> The exercise
In the listing below, locate the lines bearing the word "name". Copy every one of them.
_ _ _
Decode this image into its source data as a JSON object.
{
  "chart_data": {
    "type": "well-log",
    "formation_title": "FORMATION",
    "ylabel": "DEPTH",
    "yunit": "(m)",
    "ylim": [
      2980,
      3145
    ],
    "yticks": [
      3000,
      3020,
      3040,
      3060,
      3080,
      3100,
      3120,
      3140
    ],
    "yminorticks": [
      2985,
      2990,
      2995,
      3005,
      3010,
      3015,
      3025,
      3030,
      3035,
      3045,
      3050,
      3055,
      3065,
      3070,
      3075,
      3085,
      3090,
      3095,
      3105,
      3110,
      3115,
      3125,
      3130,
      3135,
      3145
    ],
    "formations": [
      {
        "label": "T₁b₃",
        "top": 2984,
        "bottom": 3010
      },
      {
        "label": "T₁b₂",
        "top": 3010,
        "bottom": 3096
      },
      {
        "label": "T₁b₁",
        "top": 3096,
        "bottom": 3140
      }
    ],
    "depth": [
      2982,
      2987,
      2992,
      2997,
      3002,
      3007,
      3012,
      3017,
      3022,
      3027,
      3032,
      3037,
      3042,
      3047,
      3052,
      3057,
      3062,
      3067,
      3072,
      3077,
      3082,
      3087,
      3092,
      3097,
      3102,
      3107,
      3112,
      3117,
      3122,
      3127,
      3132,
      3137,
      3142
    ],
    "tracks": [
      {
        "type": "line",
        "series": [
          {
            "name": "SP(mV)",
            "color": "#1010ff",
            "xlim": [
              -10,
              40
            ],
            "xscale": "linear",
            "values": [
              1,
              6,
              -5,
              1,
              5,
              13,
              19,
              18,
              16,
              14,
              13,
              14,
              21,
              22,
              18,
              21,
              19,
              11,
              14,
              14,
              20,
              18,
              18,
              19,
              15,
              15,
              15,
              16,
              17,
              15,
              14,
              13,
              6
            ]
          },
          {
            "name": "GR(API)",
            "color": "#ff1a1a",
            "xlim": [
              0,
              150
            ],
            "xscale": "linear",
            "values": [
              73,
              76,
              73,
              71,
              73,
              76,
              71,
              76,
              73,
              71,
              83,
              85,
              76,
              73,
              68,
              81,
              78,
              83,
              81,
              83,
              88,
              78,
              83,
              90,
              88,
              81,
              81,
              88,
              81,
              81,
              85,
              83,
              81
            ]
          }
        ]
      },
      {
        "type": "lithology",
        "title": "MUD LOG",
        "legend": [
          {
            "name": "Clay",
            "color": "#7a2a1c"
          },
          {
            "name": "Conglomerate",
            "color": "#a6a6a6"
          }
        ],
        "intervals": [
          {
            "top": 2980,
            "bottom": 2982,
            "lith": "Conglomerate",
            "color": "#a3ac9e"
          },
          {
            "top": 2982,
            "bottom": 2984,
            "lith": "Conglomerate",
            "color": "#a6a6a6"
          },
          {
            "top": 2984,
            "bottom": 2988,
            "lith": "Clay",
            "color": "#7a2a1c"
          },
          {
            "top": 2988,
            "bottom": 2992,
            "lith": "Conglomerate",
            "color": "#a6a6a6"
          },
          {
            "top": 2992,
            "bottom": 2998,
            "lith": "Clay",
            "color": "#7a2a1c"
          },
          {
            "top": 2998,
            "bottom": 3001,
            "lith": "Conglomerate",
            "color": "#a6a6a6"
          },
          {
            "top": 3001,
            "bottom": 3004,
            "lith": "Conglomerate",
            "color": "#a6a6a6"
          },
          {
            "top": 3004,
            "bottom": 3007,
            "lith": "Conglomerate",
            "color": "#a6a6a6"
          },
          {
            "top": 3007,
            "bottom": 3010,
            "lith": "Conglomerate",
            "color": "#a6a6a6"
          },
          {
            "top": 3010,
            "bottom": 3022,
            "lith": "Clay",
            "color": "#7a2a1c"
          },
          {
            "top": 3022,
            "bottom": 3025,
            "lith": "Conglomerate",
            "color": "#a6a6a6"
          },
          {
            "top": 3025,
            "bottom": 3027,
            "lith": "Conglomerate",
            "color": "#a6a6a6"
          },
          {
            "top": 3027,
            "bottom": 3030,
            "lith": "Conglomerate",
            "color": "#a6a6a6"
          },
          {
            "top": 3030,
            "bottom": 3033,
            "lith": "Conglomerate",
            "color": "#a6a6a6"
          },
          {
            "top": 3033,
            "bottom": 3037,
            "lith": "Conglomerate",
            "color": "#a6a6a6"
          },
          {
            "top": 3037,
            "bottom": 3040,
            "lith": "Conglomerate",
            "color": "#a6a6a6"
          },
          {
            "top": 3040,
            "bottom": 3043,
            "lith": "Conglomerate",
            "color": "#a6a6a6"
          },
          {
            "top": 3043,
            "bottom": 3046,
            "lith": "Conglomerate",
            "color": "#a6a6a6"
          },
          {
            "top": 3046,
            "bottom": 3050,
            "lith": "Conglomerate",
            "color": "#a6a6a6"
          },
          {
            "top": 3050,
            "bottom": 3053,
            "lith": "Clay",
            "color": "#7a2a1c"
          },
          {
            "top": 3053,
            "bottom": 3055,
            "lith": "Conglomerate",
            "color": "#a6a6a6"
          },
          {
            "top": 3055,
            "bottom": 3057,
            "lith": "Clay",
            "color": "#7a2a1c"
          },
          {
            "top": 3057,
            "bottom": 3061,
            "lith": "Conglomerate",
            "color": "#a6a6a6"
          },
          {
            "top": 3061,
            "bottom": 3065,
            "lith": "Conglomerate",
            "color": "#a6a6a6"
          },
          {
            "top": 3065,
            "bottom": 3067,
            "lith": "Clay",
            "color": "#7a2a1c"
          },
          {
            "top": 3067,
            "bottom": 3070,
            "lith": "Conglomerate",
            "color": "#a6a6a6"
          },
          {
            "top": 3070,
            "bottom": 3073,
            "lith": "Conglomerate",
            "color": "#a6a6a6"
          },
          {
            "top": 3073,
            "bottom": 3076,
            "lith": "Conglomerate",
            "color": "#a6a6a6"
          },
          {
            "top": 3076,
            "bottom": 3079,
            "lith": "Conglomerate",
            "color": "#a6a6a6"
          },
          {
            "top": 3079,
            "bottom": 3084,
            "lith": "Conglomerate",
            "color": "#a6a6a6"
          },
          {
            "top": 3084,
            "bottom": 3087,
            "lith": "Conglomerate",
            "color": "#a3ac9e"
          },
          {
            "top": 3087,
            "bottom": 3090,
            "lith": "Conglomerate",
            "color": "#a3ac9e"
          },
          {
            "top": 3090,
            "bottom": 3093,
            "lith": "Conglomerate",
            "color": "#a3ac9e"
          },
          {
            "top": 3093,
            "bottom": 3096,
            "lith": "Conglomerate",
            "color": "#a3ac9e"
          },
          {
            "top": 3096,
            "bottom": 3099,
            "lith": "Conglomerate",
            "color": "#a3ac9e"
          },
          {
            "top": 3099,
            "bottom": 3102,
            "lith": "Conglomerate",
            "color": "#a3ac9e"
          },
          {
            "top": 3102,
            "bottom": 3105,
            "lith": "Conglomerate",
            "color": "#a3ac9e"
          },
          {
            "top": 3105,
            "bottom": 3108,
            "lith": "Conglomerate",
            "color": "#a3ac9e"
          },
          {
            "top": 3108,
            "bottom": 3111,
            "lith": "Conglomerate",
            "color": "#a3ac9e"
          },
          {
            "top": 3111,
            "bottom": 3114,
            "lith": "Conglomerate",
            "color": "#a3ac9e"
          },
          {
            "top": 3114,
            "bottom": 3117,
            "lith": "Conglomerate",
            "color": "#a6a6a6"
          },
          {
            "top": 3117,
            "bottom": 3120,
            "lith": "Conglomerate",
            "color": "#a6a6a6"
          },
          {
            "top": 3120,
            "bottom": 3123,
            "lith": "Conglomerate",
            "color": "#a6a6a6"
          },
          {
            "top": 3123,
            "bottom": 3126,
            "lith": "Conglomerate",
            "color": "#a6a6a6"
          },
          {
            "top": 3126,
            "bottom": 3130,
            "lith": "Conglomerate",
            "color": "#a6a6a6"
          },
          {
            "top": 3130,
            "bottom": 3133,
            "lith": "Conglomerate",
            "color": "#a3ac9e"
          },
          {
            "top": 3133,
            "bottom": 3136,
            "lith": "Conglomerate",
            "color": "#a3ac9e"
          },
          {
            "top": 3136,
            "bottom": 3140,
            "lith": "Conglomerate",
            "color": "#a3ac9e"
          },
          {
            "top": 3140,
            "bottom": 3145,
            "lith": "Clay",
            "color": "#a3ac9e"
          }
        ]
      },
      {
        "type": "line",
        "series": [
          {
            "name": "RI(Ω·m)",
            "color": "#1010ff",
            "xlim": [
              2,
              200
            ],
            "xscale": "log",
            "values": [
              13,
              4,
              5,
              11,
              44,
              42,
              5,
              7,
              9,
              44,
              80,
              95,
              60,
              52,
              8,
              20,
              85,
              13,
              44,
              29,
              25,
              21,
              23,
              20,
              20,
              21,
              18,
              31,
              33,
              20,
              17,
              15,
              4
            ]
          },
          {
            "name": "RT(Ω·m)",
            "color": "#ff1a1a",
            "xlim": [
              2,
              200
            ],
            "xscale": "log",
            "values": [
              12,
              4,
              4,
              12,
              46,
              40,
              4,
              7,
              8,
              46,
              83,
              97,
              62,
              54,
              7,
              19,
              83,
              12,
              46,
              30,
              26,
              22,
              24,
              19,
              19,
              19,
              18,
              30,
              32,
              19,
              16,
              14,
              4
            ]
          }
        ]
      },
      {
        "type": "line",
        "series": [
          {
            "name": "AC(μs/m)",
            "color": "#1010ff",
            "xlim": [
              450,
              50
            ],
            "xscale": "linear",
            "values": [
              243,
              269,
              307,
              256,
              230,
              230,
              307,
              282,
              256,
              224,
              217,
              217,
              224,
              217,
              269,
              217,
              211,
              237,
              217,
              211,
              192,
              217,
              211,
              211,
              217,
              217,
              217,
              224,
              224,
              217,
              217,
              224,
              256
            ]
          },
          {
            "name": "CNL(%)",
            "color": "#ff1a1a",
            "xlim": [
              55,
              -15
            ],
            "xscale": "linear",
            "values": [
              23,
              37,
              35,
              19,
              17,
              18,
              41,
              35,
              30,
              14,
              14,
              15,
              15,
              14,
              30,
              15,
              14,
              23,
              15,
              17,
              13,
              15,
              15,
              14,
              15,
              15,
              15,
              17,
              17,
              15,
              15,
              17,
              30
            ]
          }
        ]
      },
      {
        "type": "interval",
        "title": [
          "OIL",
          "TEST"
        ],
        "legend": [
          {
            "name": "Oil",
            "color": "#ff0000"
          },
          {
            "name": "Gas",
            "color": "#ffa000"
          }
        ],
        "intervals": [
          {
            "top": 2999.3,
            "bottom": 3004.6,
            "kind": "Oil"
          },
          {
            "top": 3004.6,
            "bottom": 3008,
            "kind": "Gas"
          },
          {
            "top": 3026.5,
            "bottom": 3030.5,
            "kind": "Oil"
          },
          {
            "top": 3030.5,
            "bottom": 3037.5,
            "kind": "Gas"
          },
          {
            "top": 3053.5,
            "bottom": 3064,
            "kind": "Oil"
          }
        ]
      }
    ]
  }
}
_ _ _
> Result of this task
            "name": "SP(mV)",
            "name": "GR(API)",
            "name": "Clay",
            "name": "Conglomerate",
            "name": "RI(Ω·m)",
            "name": "RT(Ω·m)",
            "name": "AC(μs/m)",
            "name": "CNL(%)",
            "name": "Oil",
            "name": "Gas",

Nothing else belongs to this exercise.